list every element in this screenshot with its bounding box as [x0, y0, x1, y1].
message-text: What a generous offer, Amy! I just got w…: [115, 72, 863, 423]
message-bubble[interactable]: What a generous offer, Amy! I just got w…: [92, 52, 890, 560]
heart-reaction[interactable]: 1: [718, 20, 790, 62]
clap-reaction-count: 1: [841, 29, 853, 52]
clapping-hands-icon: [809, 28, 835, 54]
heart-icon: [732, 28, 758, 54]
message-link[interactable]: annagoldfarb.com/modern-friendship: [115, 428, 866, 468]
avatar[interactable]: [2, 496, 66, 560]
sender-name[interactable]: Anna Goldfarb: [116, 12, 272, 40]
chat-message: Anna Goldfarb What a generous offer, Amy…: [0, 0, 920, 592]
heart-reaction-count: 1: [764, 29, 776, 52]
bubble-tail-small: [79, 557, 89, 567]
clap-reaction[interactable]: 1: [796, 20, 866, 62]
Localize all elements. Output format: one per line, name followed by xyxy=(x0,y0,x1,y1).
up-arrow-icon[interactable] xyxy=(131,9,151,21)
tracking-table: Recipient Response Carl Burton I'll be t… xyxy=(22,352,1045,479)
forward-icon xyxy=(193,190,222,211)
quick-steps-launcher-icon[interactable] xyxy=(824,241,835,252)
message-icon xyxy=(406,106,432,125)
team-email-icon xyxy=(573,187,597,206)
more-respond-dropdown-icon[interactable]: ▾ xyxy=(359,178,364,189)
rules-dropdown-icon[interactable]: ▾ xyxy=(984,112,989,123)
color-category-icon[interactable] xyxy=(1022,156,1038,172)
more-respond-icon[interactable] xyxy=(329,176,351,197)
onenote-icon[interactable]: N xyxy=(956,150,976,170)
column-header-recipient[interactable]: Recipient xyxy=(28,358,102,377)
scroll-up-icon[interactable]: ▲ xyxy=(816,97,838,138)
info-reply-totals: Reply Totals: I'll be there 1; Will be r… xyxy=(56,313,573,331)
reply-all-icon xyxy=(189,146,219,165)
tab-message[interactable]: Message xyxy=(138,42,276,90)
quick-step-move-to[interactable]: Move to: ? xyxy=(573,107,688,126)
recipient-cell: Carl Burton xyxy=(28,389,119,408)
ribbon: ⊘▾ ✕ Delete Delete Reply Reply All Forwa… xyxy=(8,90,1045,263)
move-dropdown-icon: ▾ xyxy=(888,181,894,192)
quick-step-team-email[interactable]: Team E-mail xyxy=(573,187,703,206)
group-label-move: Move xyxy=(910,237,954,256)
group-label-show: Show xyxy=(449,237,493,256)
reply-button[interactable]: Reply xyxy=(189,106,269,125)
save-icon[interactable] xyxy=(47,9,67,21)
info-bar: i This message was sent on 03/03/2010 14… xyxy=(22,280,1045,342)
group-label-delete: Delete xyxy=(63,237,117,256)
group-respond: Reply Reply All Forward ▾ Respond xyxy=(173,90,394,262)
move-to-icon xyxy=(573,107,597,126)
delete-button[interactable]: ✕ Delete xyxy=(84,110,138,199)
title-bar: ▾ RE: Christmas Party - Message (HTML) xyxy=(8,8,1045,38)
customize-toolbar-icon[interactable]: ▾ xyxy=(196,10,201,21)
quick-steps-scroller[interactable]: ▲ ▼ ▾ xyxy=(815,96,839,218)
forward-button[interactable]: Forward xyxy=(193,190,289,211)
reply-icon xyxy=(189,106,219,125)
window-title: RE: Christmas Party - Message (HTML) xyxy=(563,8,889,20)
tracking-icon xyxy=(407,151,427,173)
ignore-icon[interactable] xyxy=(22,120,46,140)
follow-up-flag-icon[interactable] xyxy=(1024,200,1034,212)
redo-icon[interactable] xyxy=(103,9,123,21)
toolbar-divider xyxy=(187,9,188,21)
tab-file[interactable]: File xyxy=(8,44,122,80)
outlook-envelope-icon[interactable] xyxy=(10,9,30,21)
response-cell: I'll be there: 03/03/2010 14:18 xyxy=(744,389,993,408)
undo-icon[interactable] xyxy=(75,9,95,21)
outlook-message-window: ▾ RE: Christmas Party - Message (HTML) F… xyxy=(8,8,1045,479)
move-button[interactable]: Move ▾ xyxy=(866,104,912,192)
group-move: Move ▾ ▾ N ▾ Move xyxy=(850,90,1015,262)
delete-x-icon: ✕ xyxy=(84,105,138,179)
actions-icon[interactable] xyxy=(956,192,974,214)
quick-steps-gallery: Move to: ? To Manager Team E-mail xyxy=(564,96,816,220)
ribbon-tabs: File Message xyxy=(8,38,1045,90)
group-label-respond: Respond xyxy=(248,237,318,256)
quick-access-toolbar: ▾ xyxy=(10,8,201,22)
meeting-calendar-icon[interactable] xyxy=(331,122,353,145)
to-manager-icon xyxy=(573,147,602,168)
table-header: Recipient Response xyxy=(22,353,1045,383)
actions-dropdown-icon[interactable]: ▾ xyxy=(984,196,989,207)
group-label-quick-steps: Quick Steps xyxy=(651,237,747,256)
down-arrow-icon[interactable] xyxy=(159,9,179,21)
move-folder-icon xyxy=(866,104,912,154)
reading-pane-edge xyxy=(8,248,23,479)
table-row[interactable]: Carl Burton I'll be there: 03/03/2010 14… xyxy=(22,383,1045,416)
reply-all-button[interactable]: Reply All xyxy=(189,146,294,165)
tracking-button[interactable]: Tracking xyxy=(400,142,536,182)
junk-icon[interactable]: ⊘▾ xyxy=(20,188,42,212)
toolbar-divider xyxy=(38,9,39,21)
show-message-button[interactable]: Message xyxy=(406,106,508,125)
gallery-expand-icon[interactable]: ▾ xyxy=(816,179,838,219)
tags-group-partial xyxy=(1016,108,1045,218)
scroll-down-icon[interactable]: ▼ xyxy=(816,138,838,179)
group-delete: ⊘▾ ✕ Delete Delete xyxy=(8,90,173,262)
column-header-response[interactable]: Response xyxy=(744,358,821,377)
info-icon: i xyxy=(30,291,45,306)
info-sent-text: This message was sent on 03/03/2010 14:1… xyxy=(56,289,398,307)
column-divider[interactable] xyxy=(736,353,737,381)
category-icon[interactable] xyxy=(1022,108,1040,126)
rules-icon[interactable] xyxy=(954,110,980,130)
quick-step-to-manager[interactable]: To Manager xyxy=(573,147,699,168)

### Problem to solve
Starting from the first line and stopping after the line that contains "Localize all elements.", write those lines out again with "interactable" swapped for "clickable" wherever it appears. Leave everything else unchanged, and give only those lines.

### Complete output
list every element in this screenshot with its bounding box as [x0, y0, x1, y1].
message-text: What a generous offer, Amy! I just got w…: [115, 72, 863, 423]
message-bubble[clickable]: What a generous offer, Amy! I just got w…: [92, 52, 890, 560]
heart-reaction[clickable]: 1: [718, 20, 790, 62]
clap-reaction-count: 1: [841, 29, 853, 52]
clapping-hands-icon: [809, 28, 835, 54]
heart-icon: [732, 28, 758, 54]
message-link[clickable]: annagoldfarb.com/modern-friendship: [115, 428, 866, 468]
avatar[clickable]: [2, 496, 66, 560]
sender-name[clickable]: Anna Goldfarb: [116, 12, 272, 40]
chat-message: Anna Goldfarb What a generous offer, Amy…: [0, 0, 920, 592]
heart-reaction-count: 1: [764, 29, 776, 52]
bubble-tail-small: [79, 557, 89, 567]
clap-reaction[clickable]: 1: [796, 20, 866, 62]
Localize all elements. Output format: one per line, name followed by xyxy=(x0,y0,x1,y1).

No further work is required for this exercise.